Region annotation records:
┄┄┄┄┄┄┄┄┄┄┄┄┄┄┄┄┄┄┄┄

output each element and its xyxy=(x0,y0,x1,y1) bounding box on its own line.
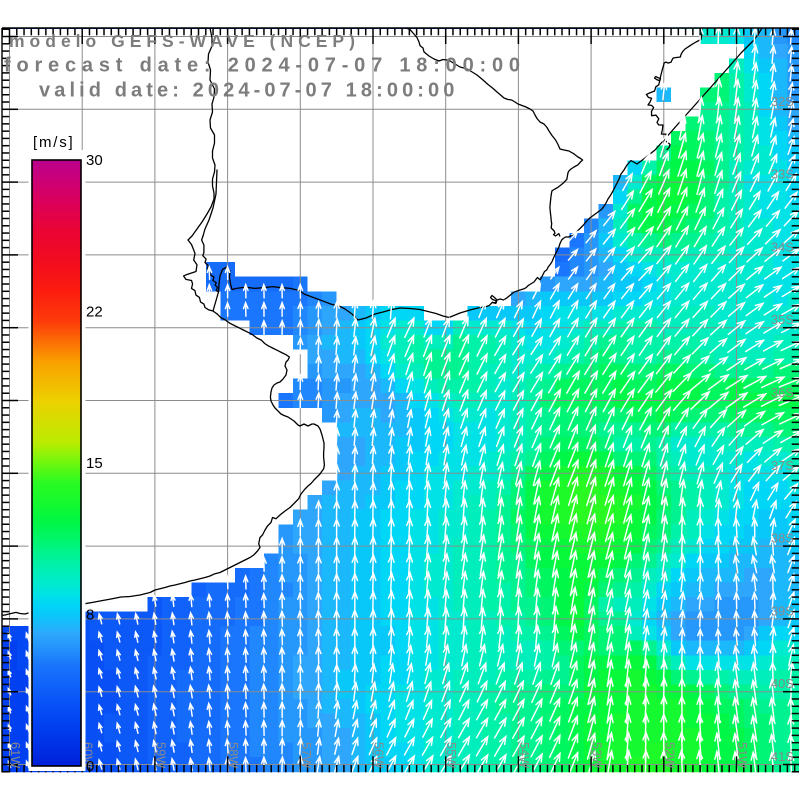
svg-text:forecast date: 2024-07-07 18:0: forecast date: 2024-07-07 18:00:00 xyxy=(4,55,526,77)
svg-text:59W: 59W xyxy=(153,742,168,769)
svg-text:30: 30 xyxy=(86,152,103,169)
svg-text:55W: 55W xyxy=(444,742,459,769)
svg-text:36S: 36S xyxy=(771,385,794,400)
svg-text:39S: 39S xyxy=(771,603,794,618)
svg-text:56W: 56W xyxy=(372,742,387,769)
svg-text:34S: 34S xyxy=(771,239,794,254)
svg-text:valid date: 2024-07-07 18:00:0: valid date: 2024-07-07 18:00:00 xyxy=(39,80,459,102)
svg-text:32S: 32S xyxy=(771,94,794,109)
svg-text:41S: 41S xyxy=(771,749,794,764)
svg-text:15: 15 xyxy=(86,455,103,472)
svg-text:40S: 40S xyxy=(771,676,794,691)
svg-text:51W: 51W xyxy=(735,742,750,769)
svg-text:37S: 37S xyxy=(771,458,794,473)
svg-text:38S: 38S xyxy=(771,531,794,546)
svg-text:0: 0 xyxy=(86,758,94,775)
svg-text:57W: 57W xyxy=(299,742,314,769)
svg-text:33S: 33S xyxy=(771,167,794,182)
svg-text:modelo GEFS-WAVE (NCEP): modelo GEFS-WAVE (NCEP) xyxy=(9,31,360,51)
svg-text:61W: 61W xyxy=(8,742,23,769)
svg-text:58W: 58W xyxy=(226,742,241,769)
svg-text:35S: 35S xyxy=(771,312,794,327)
svg-text:54W: 54W xyxy=(517,742,532,769)
svg-text:52W: 52W xyxy=(662,742,677,769)
svg-text:22: 22 xyxy=(86,304,103,321)
svg-text:[m/s]: [m/s] xyxy=(33,134,75,151)
svg-text:53W: 53W xyxy=(590,742,605,769)
svg-text:8: 8 xyxy=(86,607,94,624)
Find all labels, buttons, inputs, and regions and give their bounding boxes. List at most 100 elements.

┄┄┄┄┄┄┄┄┄┄┄┄┄┄┄┄┄┄┄┄

Copy every line of the records above word for word, leaving out the pictures.

output each element and its xyxy=(x0,y0,x1,y1) bounding box on its own line.
svg-text:forecast date: 2024-07-07 18:0: forecast date: 2024-07-07 18:00:00 xyxy=(4,55,526,77)
svg-text:59W: 59W xyxy=(153,742,168,769)
svg-text:30: 30 xyxy=(86,152,103,169)
svg-text:55W: 55W xyxy=(444,742,459,769)
svg-text:36S: 36S xyxy=(771,385,794,400)
svg-text:39S: 39S xyxy=(771,603,794,618)
svg-text:56W: 56W xyxy=(372,742,387,769)
svg-text:34S: 34S xyxy=(771,239,794,254)
svg-text:valid date: 2024-07-07 18:00:0: valid date: 2024-07-07 18:00:00 xyxy=(39,80,459,102)
svg-text:32S: 32S xyxy=(771,94,794,109)
svg-text:41S: 41S xyxy=(771,749,794,764)
svg-text:15: 15 xyxy=(86,455,103,472)
svg-text:40S: 40S xyxy=(771,676,794,691)
svg-text:51W: 51W xyxy=(735,742,750,769)
svg-text:37S: 37S xyxy=(771,458,794,473)
svg-text:38S: 38S xyxy=(771,531,794,546)
svg-text:0: 0 xyxy=(86,758,94,775)
svg-text:57W: 57W xyxy=(299,742,314,769)
svg-text:33S: 33S xyxy=(771,167,794,182)
svg-text:modelo GEFS-WAVE (NCEP): modelo GEFS-WAVE (NCEP) xyxy=(9,31,360,51)
svg-text:61W: 61W xyxy=(8,742,23,769)
svg-text:58W: 58W xyxy=(226,742,241,769)
svg-text:35S: 35S xyxy=(771,312,794,327)
svg-text:54W: 54W xyxy=(517,742,532,769)
svg-text:52W: 52W xyxy=(662,742,677,769)
svg-text:22: 22 xyxy=(86,304,103,321)
svg-text:[m/s]: [m/s] xyxy=(33,134,75,151)
svg-text:53W: 53W xyxy=(590,742,605,769)
svg-text:8: 8 xyxy=(86,607,94,624)
Find all labels, buttons, inputs, and regions and give their bounding boxes. List at most 100 elements.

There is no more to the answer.